---------- Extracted information ----------

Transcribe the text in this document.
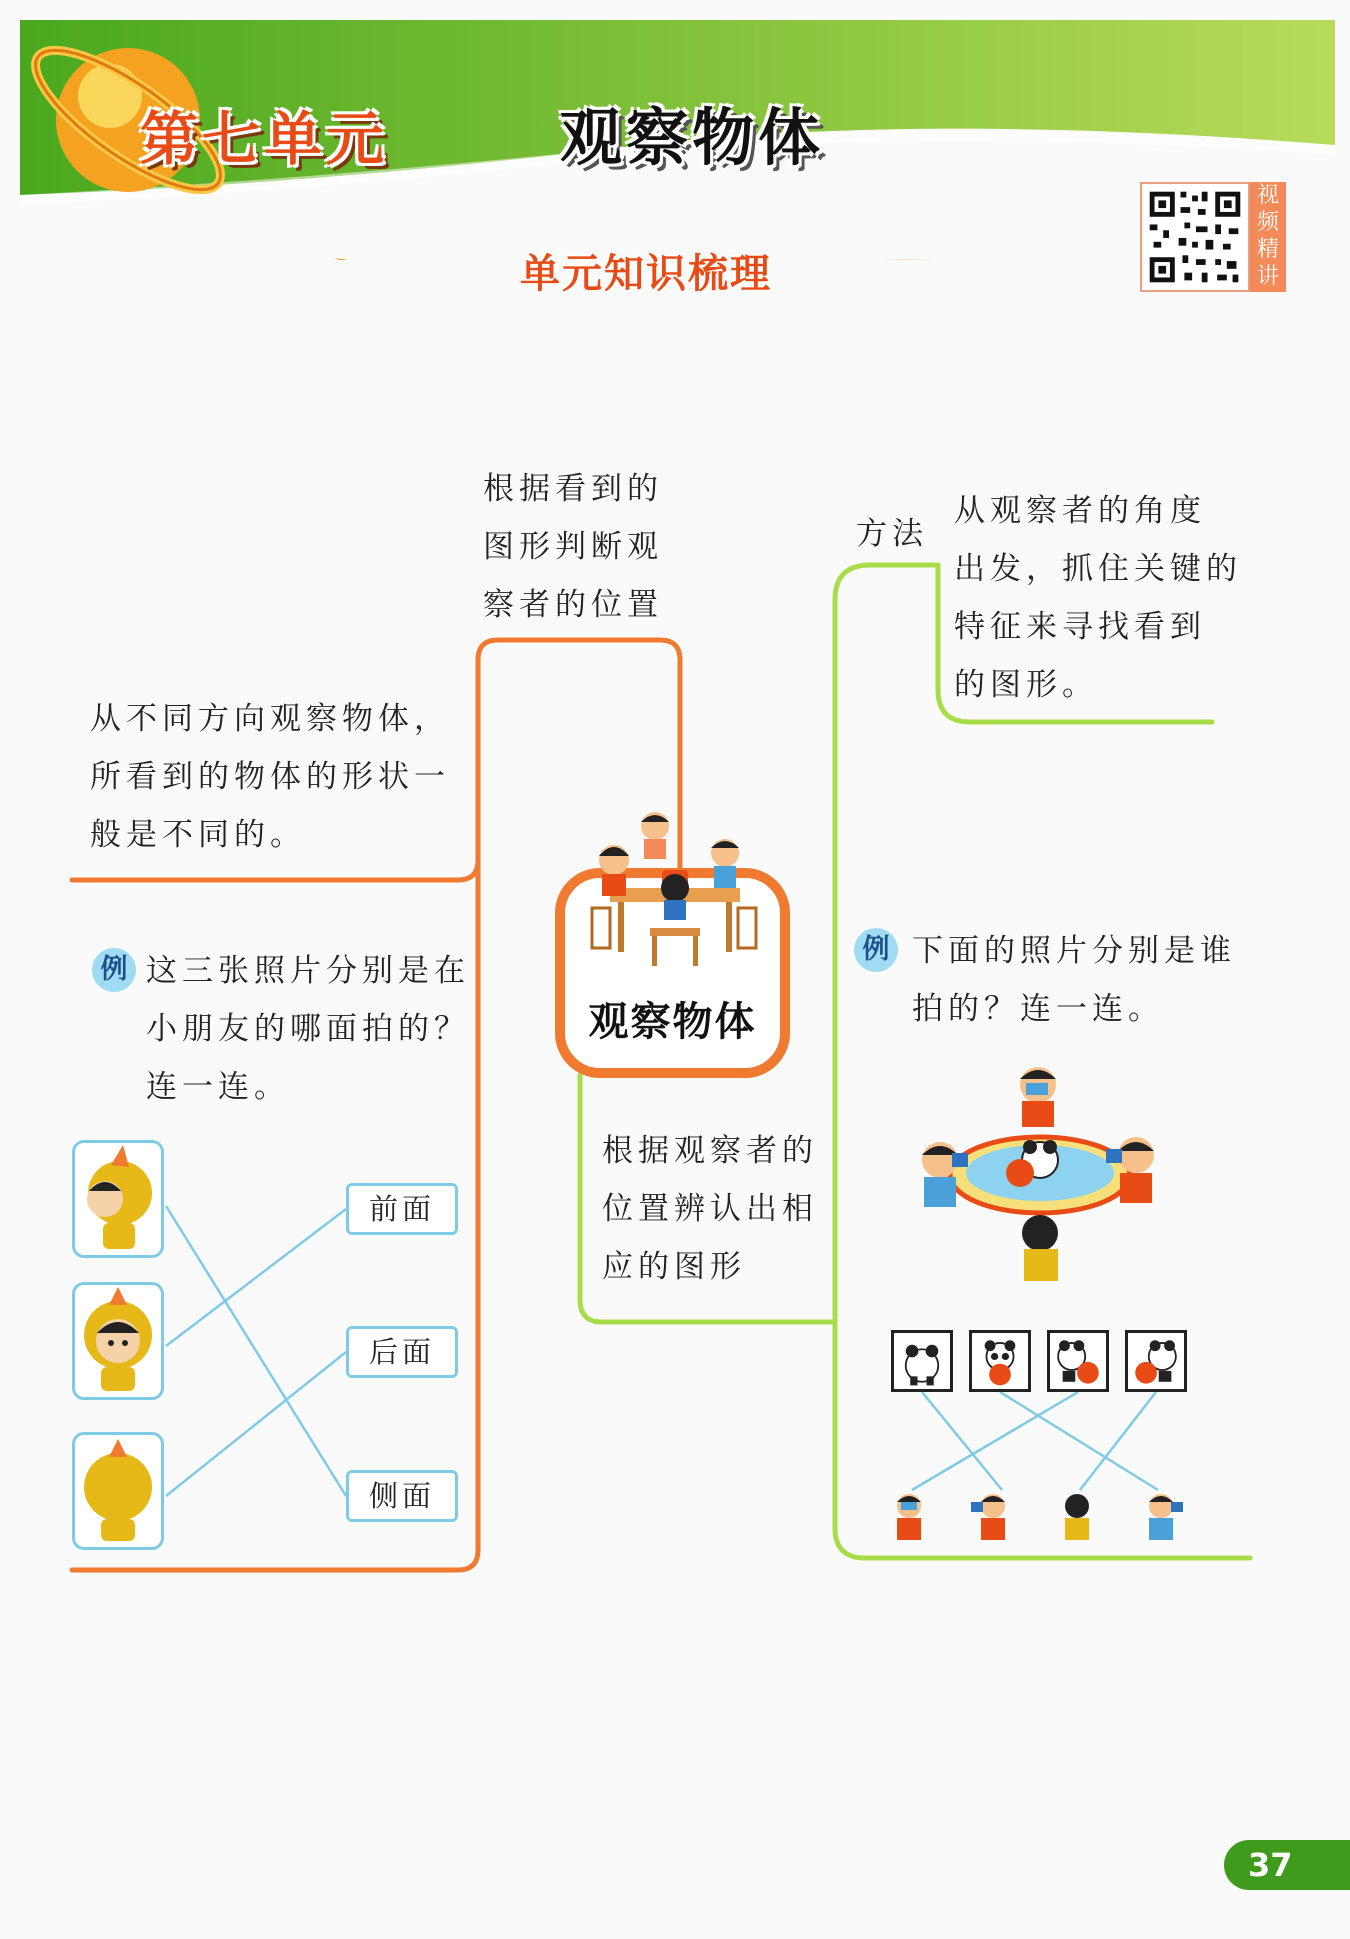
第七单元	观察物体
单元知识梳理
视频精讲
根据看到的
图形判断观
察者的位置
从不同方向观察物体，
所看到的物体的形状一
般是不同的。
方法
从观察者的角度
出发，抓住关键的
特征来寻找看到
的图形。
观察物体
根据观察者的
位置辨认出相
应的图形
例 这三张照片分别是在
小朋友的哪面拍的？
连一连。
前面
后面
侧面
例 下面的照片分别是谁
拍的？连一连。
37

----------

» **Directions**: Quote the records in their entirety, keeping the wording exact and excluding pictures.

» **Response**:
Transcribe the text in this document.
第七单元	观察物体
单元知识梳理
视频精讲
根据看到的
图形判断观
察者的位置
从不同方向观察物体，
所看到的物体的形状一
般是不同的。
方法
从观察者的角度
出发，抓住关键的
特征来寻找看到
的图形。
观察物体
根据观察者的
位置辨认出相
应的图形
例 这三张照片分别是在
小朋友的哪面拍的？
连一连。
前面
后面
侧面
例 下面的照片分别是谁
拍的？连一连。
37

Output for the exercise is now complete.